### Your task:
Skip the pictures. Reproduce all other material exactly.

### Items listed in a dataset:
%%

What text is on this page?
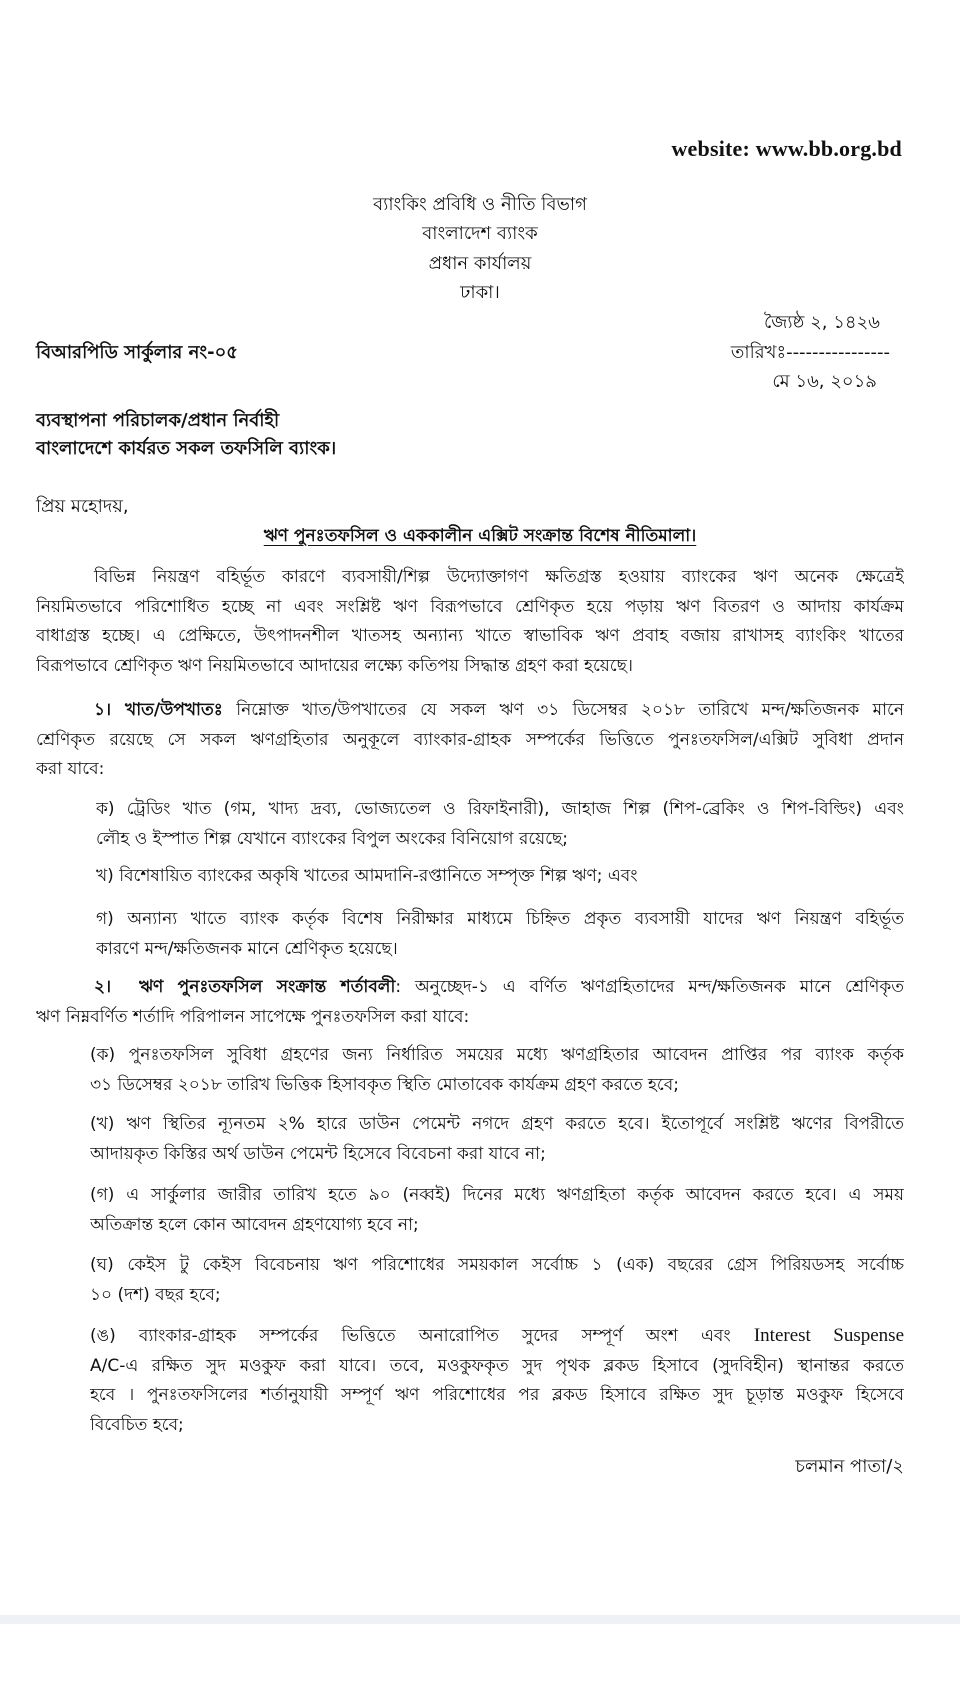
website: www.bb.org.bd
ব্যাংকিং প্রবিধি ও নীতি বিভাগ
বাংলাদেশ ব্যাংক
প্রধান কার্যালয়
ঢাকা।
জ্যৈষ্ঠ ২, ১৪২৬
বিআরপিডি সার্কুলার নং-০৫	তারিখঃ----------------
মে ১৬, ২০১৯
ব্যবস্থাপনা পরিচালক/প্রধান নির্বাহী
বাংলাদেশে কার্যরত সকল তফসিলি ব্যাংক।
প্রিয় মহোদয়,
ঋণ পুনঃতফসিল ও এককালীন এক্সিট সংক্রান্ত বিশেষ নীতিমালা।
বিভিন্ন নিয়ন্ত্রণ বহির্ভূত কারণে ব্যবসায়ী/শিল্প উদ্যোক্তাগণ ক্ষতিগ্রস্ত হওয়ায় ব্যাংকের ঋণ অনেক ক্ষেত্রেই
নিয়মিতভাবে পরিশোধিত হচ্ছে না এবং সংশ্লিষ্ট ঋণ বিরূপভাবে শ্রেণিকৃত হয়ে পড়ায় ঋণ বিতরণ ও আদায় কার্যক্রম
বাধাগ্রস্ত হচ্ছে। এ প্রেক্ষিতে, উৎপাদনশীল খাতসহ অন্যান্য খাতে স্বাভাবিক ঋণ প্রবাহ বজায় রাখাসহ ব্যাংকিং খাতের
বিরূপভাবে শ্রেণিকৃত ঋণ নিয়মিতভাবে আদায়ের লক্ষ্যে কতিপয় সিদ্ধান্ত গ্রহণ করা হয়েছে।
১। খাত/উপখাতঃ নিম্নোক্ত খাত/উপখাতের যে সকল ঋণ ৩১ ডিসেম্বর ২০১৮ তারিখে মন্দ/ক্ষতিজনক মানে
শ্রেণিকৃত রয়েছে সে সকল ঋণগ্রহিতার অনুকূলে ব্যাংকার-গ্রাহক সম্পর্কের ভিত্তিতে পুনঃতফসিল/এক্সিট সুবিধা প্রদান
করা যাবে:
ক) ট্রেডিং খাত (গম, খাদ্য দ্রব্য, ভোজ্যতেল ও রিফাইনারী), জাহাজ শিল্প (শিপ-ব্রেকিং ও শিপ-বিল্ডিং) এবং
লৌহ ও ইস্পাত শিল্প যেখানে ব্যাংকের বিপুল অংকের বিনিয়োগ রয়েছে;
খ) বিশেষায়িত ব্যাংকের অকৃষি খাতের আমদানি-রপ্তানিতে সম্পৃক্ত শিল্প ঋণ; এবং
গ) অন্যান্য খাতে ব্যাংক কর্তৃক বিশেষ নিরীক্ষার মাধ্যমে চিহ্নিত প্রকৃত ব্যবসায়ী যাদের ঋণ নিয়ন্ত্রণ বহির্ভূত
কারণে মন্দ/ক্ষতিজনক মানে শ্রেণিকৃত হয়েছে।
২। ঋণ পুনঃতফসিল সংক্রান্ত শর্তাবলী: অনুচ্ছেদ-১ এ বর্ণিত ঋণগ্রহিতাদের মন্দ/ক্ষতিজনক মানে শ্রেণিকৃত
ঋণ নিম্নবর্ণিত শর্তাদি পরিপালন সাপেক্ষে পুনঃতফসিল করা যাবে:
(ক) পুনঃতফসিল সুবিধা গ্রহণের জন্য নির্ধারিত সময়ের মধ্যে ঋণগ্রহিতার আবেদন প্রাপ্তির পর ব্যাংক কর্তৃক
৩১ ডিসেম্বর ২০১৮ তারিখ ভিত্তিক হিসাবকৃত স্থিতি মোতাবেক কার্যক্রম গ্রহণ করতে হবে;
(খ) ঋণ স্থিতির ন্যূনতম ২% হারে ডাউন পেমেন্ট নগদে গ্রহণ করতে হবে। ইতোপূর্বে সংশ্লিষ্ট ঋণের বিপরীতে
আদায়কৃত কিস্তির অর্থ ডাউন পেমেন্ট হিসেবে বিবেচনা করা যাবে না;
(গ) এ সার্কুলার জারীর তারিখ হতে ৯০ (নব্বই) দিনের মধ্যে ঋণগ্রহিতা কর্তৃক আবেদন করতে হবে। এ সময়
অতিক্রান্ত হলে কোন আবেদন গ্রহণযোগ্য হবে না;
(ঘ) কেইস টু কেইস বিবেচনায় ঋণ পরিশোধের সময়কাল সর্বোচ্চ ১ (এক) বছরের গ্রেস পিরিয়ডসহ সর্বোচ্চ
১০ (দশ) বছর হবে;
(ঙ) ব্যাংকার-গ্রাহক সম্পর্কের ভিত্তিতে অনারোপিত সুদের সম্পূর্ণ অংশ এবং Interest Suspense
A/C-এ রক্ষিত সুদ মওকুফ করা যাবে। তবে, মওকুফকৃত সুদ পৃথক ব্লকড হিসাবে (সুদবিহীন) স্থানান্তর করতে
হবে । পুনঃতফসিলের শর্তানুযায়ী সম্পূর্ণ ঋণ পরিশোধের পর ব্লকড হিসাবে রক্ষিত সুদ চূড়ান্ত মওকুফ হিসেবে
বিবেচিত হবে;
চলমান পাতা/২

%%

### Expected answer:
What text is on this page?
website: www.bb.org.bd
ব্যাংকিং প্রবিধি ও নীতি বিভাগ
বাংলাদেশ ব্যাংক
প্রধান কার্যালয়
ঢাকা।
জ্যৈষ্ঠ ২, ১৪২৬
বিআরপিডি সার্কুলার নং-০৫	তারিখঃ----------------
মে ১৬, ২০১৯
ব্যবস্থাপনা পরিচালক/প্রধান নির্বাহী
বাংলাদেশে কার্যরত সকল তফসিলি ব্যাংক।
প্রিয় মহোদয়,
ঋণ পুনঃতফসিল ও এককালীন এক্সিট সংক্রান্ত বিশেষ নীতিমালা।
বিভিন্ন নিয়ন্ত্রণ বহির্ভূত কারণে ব্যবসায়ী/শিল্প উদ্যোক্তাগণ ক্ষতিগ্রস্ত হওয়ায় ব্যাংকের ঋণ অনেক ক্ষেত্রেই
নিয়মিতভাবে পরিশোধিত হচ্ছে না এবং সংশ্লিষ্ট ঋণ বিরূপভাবে শ্রেণিকৃত হয়ে পড়ায় ঋণ বিতরণ ও আদায় কার্যক্রম
বাধাগ্রস্ত হচ্ছে। এ প্রেক্ষিতে, উৎপাদনশীল খাতসহ অন্যান্য খাতে স্বাভাবিক ঋণ প্রবাহ বজায় রাখাসহ ব্যাংকিং খাতের
বিরূপভাবে শ্রেণিকৃত ঋণ নিয়মিতভাবে আদায়ের লক্ষ্যে কতিপয় সিদ্ধান্ত গ্রহণ করা হয়েছে।
১। খাত/উপখাতঃ নিম্নোক্ত খাত/উপখাতের যে সকল ঋণ ৩১ ডিসেম্বর ২০১৮ তারিখে মন্দ/ক্ষতিজনক মানে
শ্রেণিকৃত রয়েছে সে সকল ঋণগ্রহিতার অনুকূলে ব্যাংকার-গ্রাহক সম্পর্কের ভিত্তিতে পুনঃতফসিল/এক্সিট সুবিধা প্রদান
করা যাবে:
ক) ট্রেডিং খাত (গম, খাদ্য দ্রব্য, ভোজ্যতেল ও রিফাইনারী), জাহাজ শিল্প (শিপ-ব্রেকিং ও শিপ-বিল্ডিং) এবং
লৌহ ও ইস্পাত শিল্প যেখানে ব্যাংকের বিপুল অংকের বিনিয়োগ রয়েছে;
খ) বিশেষায়িত ব্যাংকের অকৃষি খাতের আমদানি-রপ্তানিতে সম্পৃক্ত শিল্প ঋণ; এবং
গ) অন্যান্য খাতে ব্যাংক কর্তৃক বিশেষ নিরীক্ষার মাধ্যমে চিহ্নিত প্রকৃত ব্যবসায়ী যাদের ঋণ নিয়ন্ত্রণ বহির্ভূত
কারণে মন্দ/ক্ষতিজনক মানে শ্রেণিকৃত হয়েছে।
২। ঋণ পুনঃতফসিল সংক্রান্ত শর্তাবলী: অনুচ্ছেদ-১ এ বর্ণিত ঋণগ্রহিতাদের মন্দ/ক্ষতিজনক মানে শ্রেণিকৃত
ঋণ নিম্নবর্ণিত শর্তাদি পরিপালন সাপেক্ষে পুনঃতফসিল করা যাবে:
(ক) পুনঃতফসিল সুবিধা গ্রহণের জন্য নির্ধারিত সময়ের মধ্যে ঋণগ্রহিতার আবেদন প্রাপ্তির পর ব্যাংক কর্তৃক
৩১ ডিসেম্বর ২০১৮ তারিখ ভিত্তিক হিসাবকৃত স্থিতি মোতাবেক কার্যক্রম গ্রহণ করতে হবে;
(খ) ঋণ স্থিতির ন্যূনতম ২% হারে ডাউন পেমেন্ট নগদে গ্রহণ করতে হবে। ইতোপূর্বে সংশ্লিষ্ট ঋণের বিপরীতে
আদায়কৃত কিস্তির অর্থ ডাউন পেমেন্ট হিসেবে বিবেচনা করা যাবে না;
(গ) এ সার্কুলার জারীর তারিখ হতে ৯০ (নব্বই) দিনের মধ্যে ঋণগ্রহিতা কর্তৃক আবেদন করতে হবে। এ সময়
অতিক্রান্ত হলে কোন আবেদন গ্রহণযোগ্য হবে না;
(ঘ) কেইস টু কেইস বিবেচনায় ঋণ পরিশোধের সময়কাল সর্বোচ্চ ১ (এক) বছরের গ্রেস পিরিয়ডসহ সর্বোচ্চ
১০ (দশ) বছর হবে;
(ঙ) ব্যাংকার-গ্রাহক সম্পর্কের ভিত্তিতে অনারোপিত সুদের সম্পূর্ণ অংশ এবং Interest Suspense
A/C-এ রক্ষিত সুদ মওকুফ করা যাবে। তবে, মওকুফকৃত সুদ পৃথক ব্লকড হিসাবে (সুদবিহীন) স্থানান্তর করতে
হবে । পুনঃতফসিলের শর্তানুযায়ী সম্পূর্ণ ঋণ পরিশোধের পর ব্লকড হিসাবে রক্ষিত সুদ চূড়ান্ত মওকুফ হিসেবে
বিবেচিত হবে;
চলমান পাতা/২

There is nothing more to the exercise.